■ Exercise: Repeat the entire listing exactly as written.
** start **
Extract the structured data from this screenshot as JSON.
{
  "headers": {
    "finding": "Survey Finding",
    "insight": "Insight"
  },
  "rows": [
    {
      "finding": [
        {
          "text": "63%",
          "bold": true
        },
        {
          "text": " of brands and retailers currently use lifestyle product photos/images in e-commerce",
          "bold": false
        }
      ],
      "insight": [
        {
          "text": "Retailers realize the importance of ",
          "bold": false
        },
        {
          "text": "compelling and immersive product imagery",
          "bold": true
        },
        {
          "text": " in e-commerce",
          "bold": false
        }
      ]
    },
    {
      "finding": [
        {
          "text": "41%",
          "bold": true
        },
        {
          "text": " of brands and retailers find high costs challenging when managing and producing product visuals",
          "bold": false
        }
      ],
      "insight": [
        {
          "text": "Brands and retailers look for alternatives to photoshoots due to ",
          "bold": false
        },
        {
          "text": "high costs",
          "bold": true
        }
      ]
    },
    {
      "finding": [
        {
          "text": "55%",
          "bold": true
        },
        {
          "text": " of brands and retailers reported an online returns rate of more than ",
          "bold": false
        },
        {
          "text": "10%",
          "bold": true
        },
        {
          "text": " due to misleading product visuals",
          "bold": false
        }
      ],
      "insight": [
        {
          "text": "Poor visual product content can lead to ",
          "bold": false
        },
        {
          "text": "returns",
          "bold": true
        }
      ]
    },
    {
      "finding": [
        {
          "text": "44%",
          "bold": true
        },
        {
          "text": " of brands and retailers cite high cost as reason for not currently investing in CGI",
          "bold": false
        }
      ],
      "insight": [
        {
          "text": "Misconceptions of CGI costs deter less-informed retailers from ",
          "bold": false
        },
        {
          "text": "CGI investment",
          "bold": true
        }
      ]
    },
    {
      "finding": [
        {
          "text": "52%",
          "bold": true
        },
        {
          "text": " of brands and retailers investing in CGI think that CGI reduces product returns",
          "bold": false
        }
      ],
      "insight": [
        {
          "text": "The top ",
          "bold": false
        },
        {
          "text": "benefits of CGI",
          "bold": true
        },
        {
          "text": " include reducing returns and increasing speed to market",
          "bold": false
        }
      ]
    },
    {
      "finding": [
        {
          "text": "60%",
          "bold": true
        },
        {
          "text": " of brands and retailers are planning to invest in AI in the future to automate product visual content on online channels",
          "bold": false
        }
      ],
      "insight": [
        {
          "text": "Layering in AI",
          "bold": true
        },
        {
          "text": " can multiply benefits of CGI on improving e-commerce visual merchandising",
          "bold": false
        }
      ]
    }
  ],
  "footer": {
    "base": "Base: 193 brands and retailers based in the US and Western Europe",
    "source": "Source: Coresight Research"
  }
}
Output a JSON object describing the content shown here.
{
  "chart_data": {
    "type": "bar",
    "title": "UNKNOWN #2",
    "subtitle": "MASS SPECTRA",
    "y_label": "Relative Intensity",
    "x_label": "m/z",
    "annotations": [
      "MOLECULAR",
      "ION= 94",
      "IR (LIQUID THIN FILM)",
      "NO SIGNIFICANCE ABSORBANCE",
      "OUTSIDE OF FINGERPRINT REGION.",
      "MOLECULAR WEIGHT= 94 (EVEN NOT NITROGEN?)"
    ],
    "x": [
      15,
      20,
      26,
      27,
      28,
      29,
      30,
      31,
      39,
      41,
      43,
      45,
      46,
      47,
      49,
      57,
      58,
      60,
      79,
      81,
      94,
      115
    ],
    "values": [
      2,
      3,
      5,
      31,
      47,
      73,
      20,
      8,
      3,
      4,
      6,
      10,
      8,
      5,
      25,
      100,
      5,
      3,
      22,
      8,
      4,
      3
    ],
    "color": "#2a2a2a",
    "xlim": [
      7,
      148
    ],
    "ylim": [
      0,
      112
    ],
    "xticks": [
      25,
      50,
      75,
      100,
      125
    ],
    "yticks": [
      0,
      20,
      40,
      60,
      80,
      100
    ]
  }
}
** end **
■ Final answer:
Extract the structured data from this screenshot as JSON.
{
  "headers": {
    "finding": "Survey Finding",
    "insight": "Insight"
  },
  "rows": [
    {
      "finding": [
        {
          "text": "63%",
          "bold": true
        },
        {
          "text": " of brands and retailers currently use lifestyle product photos/images in e-commerce",
          "bold": false
        }
      ],
      "insight": [
        {
          "text": "Retailers realize the importance of ",
          "bold": false
        },
        {
          "text": "compelling and immersive product imagery",
          "bold": true
        },
        {
          "text": " in e-commerce",
          "bold": false
        }
      ]
    },
    {
      "finding": [
        {
          "text": "41%",
          "bold": true
        },
        {
          "text": " of brands and retailers find high costs challenging when managing and producing product visuals",
          "bold": false
        }
      ],
      "insight": [
        {
          "text": "Brands and retailers look for alternatives to photoshoots due to ",
          "bold": false
        },
        {
          "text": "high costs",
          "bold": true
        }
      ]
    },
    {
      "finding": [
        {
          "text": "55%",
          "bold": true
        },
        {
          "text": " of brands and retailers reported an online returns rate of more than ",
          "bold": false
        },
        {
          "text": "10%",
          "bold": true
        },
        {
          "text": " due to misleading product visuals",
          "bold": false
        }
      ],
      "insight": [
        {
          "text": "Poor visual product content can lead to ",
          "bold": false
        },
        {
          "text": "returns",
          "bold": true
        }
      ]
    },
    {
      "finding": [
        {
          "text": "44%",
          "bold": true
        },
        {
          "text": " of brands and retailers cite high cost as reason for not currently investing in CGI",
          "bold": false
        }
      ],
      "insight": [
        {
          "text": "Misconceptions of CGI costs deter less-informed retailers from ",
          "bold": false
        },
        {
          "text": "CGI investment",
          "bold": true
        }
      ]
    },
    {
      "finding": [
        {
          "text": "52%",
          "bold": true
        },
        {
          "text": " of brands and retailers investing in CGI think that CGI reduces product returns",
          "bold": false
        }
      ],
      "insight": [
        {
          "text": "The top ",
          "bold": false
        },
        {
          "text": "benefits of CGI",
          "bold": true
        },
        {
          "text": " include reducing returns and increasing speed to market",
          "bold": false
        }
      ]
    },
    {
      "finding": [
        {
          "text": "60%",
          "bold": true
        },
        {
          "text": " of brands and retailers are planning to invest in AI in the future to automate product visual content on online channels",
          "bold": false
        }
      ],
      "insight": [
        {
          "text": "Layering in AI",
          "bold": true
        },
        {
          "text": " can multiply benefits of CGI on improving e-commerce visual merchandising",
          "bold": false
        }
      ]
    }
  ],
  "footer": {
    "base": "Base: 193 brands and retailers based in the US and Western Europe",
    "source": "Source: Coresight Research"
  }
}
Output a JSON object describing the content shown here.
{
  "chart_data": {
    "type": "bar",
    "title": "UNKNOWN #2",
    "subtitle": "MASS SPECTRA",
    "y_label": "Relative Intensity",
    "x_label": "m/z",
    "annotations": [
      "MOLECULAR",
      "ION= 94",
      "IR (LIQUID THIN FILM)",
      "NO SIGNIFICANCE ABSORBANCE",
      "OUTSIDE OF FINGERPRINT REGION.",
      "MOLECULAR WEIGHT= 94 (EVEN NOT NITROGEN?)"
    ],
    "x": [
      15,
      20,
      26,
      27,
      28,
      29,
      30,
      31,
      39,
      41,
      43,
      45,
      46,
      47,
      49,
      57,
      58,
      60,
      79,
      81,
      94,
      115
    ],
    "values": [
      2,
      3,
      5,
      31,
      47,
      73,
      20,
      8,
      3,
      4,
      6,
      10,
      8,
      5,
      25,
      100,
      5,
      3,
      22,
      8,
      4,
      3
    ],
    "color": "#2a2a2a",
    "xlim": [
      7,
      148
    ],
    "ylim": [
      0,
      112
    ],
    "xticks": [
      25,
      50,
      75,
      100,
      125
    ],
    "yticks": [
      0,
      20,
      40,
      60,
      80,
      100
    ]
  }
}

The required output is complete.